Data items
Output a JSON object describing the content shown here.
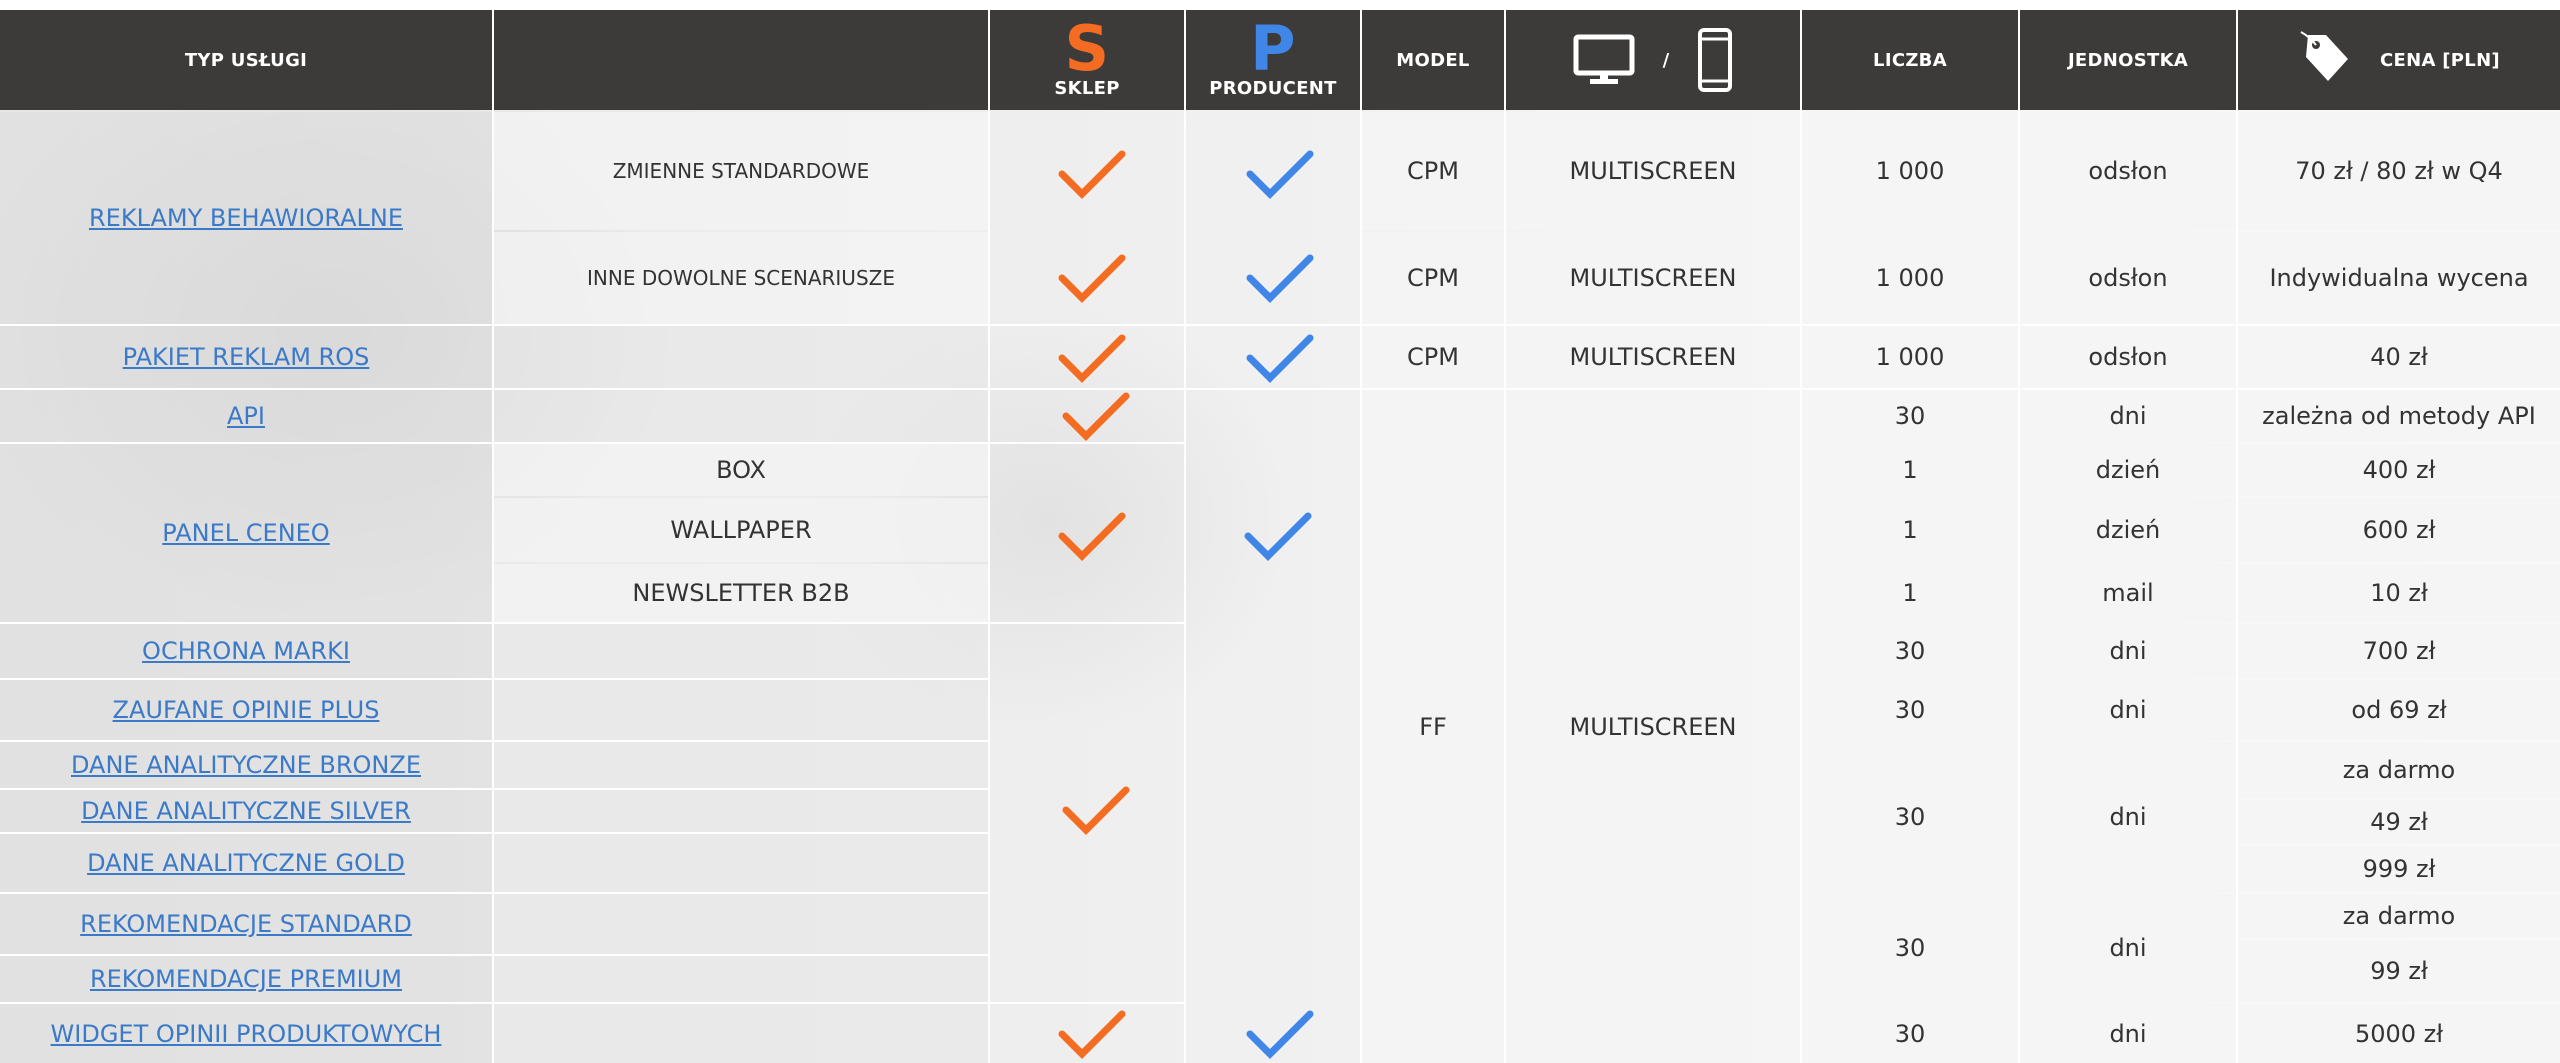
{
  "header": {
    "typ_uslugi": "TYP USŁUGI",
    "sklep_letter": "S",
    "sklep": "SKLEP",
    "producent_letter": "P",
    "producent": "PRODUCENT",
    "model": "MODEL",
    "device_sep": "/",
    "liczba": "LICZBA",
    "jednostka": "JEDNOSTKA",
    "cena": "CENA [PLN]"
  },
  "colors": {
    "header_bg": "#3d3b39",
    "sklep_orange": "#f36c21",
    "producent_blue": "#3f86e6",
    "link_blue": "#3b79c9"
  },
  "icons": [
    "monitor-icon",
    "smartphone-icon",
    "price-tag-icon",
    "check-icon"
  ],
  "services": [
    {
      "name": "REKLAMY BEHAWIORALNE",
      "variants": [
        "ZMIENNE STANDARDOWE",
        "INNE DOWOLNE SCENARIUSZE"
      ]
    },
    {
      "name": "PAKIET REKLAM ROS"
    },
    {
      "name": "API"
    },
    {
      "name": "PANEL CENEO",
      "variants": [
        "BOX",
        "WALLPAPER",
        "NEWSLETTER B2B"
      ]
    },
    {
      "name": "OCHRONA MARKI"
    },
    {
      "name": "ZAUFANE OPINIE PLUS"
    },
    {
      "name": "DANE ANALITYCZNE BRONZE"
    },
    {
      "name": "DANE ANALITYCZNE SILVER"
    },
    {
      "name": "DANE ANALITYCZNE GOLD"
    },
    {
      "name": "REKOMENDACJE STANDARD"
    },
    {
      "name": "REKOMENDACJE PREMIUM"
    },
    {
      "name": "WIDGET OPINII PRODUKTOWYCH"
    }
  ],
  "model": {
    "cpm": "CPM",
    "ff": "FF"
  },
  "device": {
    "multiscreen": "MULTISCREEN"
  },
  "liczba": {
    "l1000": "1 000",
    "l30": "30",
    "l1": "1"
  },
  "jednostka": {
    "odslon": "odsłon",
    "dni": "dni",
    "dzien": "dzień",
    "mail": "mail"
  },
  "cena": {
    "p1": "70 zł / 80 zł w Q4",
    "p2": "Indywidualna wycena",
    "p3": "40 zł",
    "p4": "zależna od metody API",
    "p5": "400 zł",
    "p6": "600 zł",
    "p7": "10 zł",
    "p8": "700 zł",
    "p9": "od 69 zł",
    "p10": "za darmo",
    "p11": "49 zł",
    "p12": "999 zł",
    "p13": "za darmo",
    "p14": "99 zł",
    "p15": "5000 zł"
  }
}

*Task to complete*: Every record is to be reproduced exactly, with no pictures included.

*Answer for this exercise*:
Output a JSON object describing the content shown here.
{
  "header": {
    "typ_uslugi": "TYP USŁUGI",
    "sklep_letter": "S",
    "sklep": "SKLEP",
    "producent_letter": "P",
    "producent": "PRODUCENT",
    "model": "MODEL",
    "device_sep": "/",
    "liczba": "LICZBA",
    "jednostka": "JEDNOSTKA",
    "cena": "CENA [PLN]"
  },
  "colors": {
    "header_bg": "#3d3b39",
    "sklep_orange": "#f36c21",
    "producent_blue": "#3f86e6",
    "link_blue": "#3b79c9"
  },
  "icons": [
    "monitor-icon",
    "smartphone-icon",
    "price-tag-icon",
    "check-icon"
  ],
  "services": [
    {
      "name": "REKLAMY BEHAWIORALNE",
      "variants": [
        "ZMIENNE STANDARDOWE",
        "INNE DOWOLNE SCENARIUSZE"
      ]
    },
    {
      "name": "PAKIET REKLAM ROS"
    },
    {
      "name": "API"
    },
    {
      "name": "PANEL CENEO",
      "variants": [
        "BOX",
        "WALLPAPER",
        "NEWSLETTER B2B"
      ]
    },
    {
      "name": "OCHRONA MARKI"
    },
    {
      "name": "ZAUFANE OPINIE PLUS"
    },
    {
      "name": "DANE ANALITYCZNE BRONZE"
    },
    {
      "name": "DANE ANALITYCZNE SILVER"
    },
    {
      "name": "DANE ANALITYCZNE GOLD"
    },
    {
      "name": "REKOMENDACJE STANDARD"
    },
    {
      "name": "REKOMENDACJE PREMIUM"
    },
    {
      "name": "WIDGET OPINII PRODUKTOWYCH"
    }
  ],
  "model": {
    "cpm": "CPM",
    "ff": "FF"
  },
  "device": {
    "multiscreen": "MULTISCREEN"
  },
  "liczba": {
    "l1000": "1 000",
    "l30": "30",
    "l1": "1"
  },
  "jednostka": {
    "odslon": "odsłon",
    "dni": "dni",
    "dzien": "dzień",
    "mail": "mail"
  },
  "cena": {
    "p1": "70 zł / 80 zł w Q4",
    "p2": "Indywidualna wycena",
    "p3": "40 zł",
    "p4": "zależna od metody API",
    "p5": "400 zł",
    "p6": "600 zł",
    "p7": "10 zł",
    "p8": "700 zł",
    "p9": "od 69 zł",
    "p10": "za darmo",
    "p11": "49 zł",
    "p12": "999 zł",
    "p13": "za darmo",
    "p14": "99 zł",
    "p15": "5000 zł"
  }
}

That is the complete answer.